• [Provided material]:
..............................

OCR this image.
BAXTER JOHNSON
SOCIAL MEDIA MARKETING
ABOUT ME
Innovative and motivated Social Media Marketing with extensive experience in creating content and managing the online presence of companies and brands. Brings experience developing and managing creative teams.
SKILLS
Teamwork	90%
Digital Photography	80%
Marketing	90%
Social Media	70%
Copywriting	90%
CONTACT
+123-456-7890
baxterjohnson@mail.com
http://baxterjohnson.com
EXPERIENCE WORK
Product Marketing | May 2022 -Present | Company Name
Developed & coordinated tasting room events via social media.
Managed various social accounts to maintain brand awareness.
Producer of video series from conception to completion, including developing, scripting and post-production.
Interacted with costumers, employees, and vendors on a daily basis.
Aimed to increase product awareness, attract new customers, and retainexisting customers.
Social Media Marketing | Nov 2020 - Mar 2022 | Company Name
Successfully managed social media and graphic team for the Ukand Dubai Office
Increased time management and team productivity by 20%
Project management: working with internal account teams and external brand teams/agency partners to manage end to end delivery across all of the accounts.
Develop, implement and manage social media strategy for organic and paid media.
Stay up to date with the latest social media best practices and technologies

..............................

• [Short exercise]:
Return what is listed above, exactly and completely.

• [Exercise response]:
OCR this image.
BAXTER JOHNSON
SOCIAL MEDIA MARKETING
ABOUT ME
Innovative and motivated Social Media Marketing with extensive experience in creating content and managing the online presence of companies and brands. Brings experience developing and managing creative teams.
SKILLS
Teamwork	90%
Digital Photography	80%
Marketing	90%
Social Media	70%
Copywriting	90%
CONTACT
+123-456-7890
baxterjohnson@mail.com
http://baxterjohnson.com
EXPERIENCE WORK
Product Marketing | May 2022 -Present | Company Name
Developed & coordinated tasting room events via social media.
Managed various social accounts to maintain brand awareness.
Producer of video series from conception to completion, including developing, scripting and post-production.
Interacted with costumers, employees, and vendors on a daily basis.
Aimed to increase product awareness, attract new customers, and retainexisting customers.
Social Media Marketing | Nov 2020 - Mar 2022 | Company Name
Successfully managed social media and graphic team for the Ukand Dubai Office
Increased time management and team productivity by 20%
Project management: working with internal account teams and external brand teams/agency partners to manage end to end delivery across all of the accounts.
Develop, implement and manage social media strategy for organic and paid media.
Stay up to date with the latest social media best practices and technologies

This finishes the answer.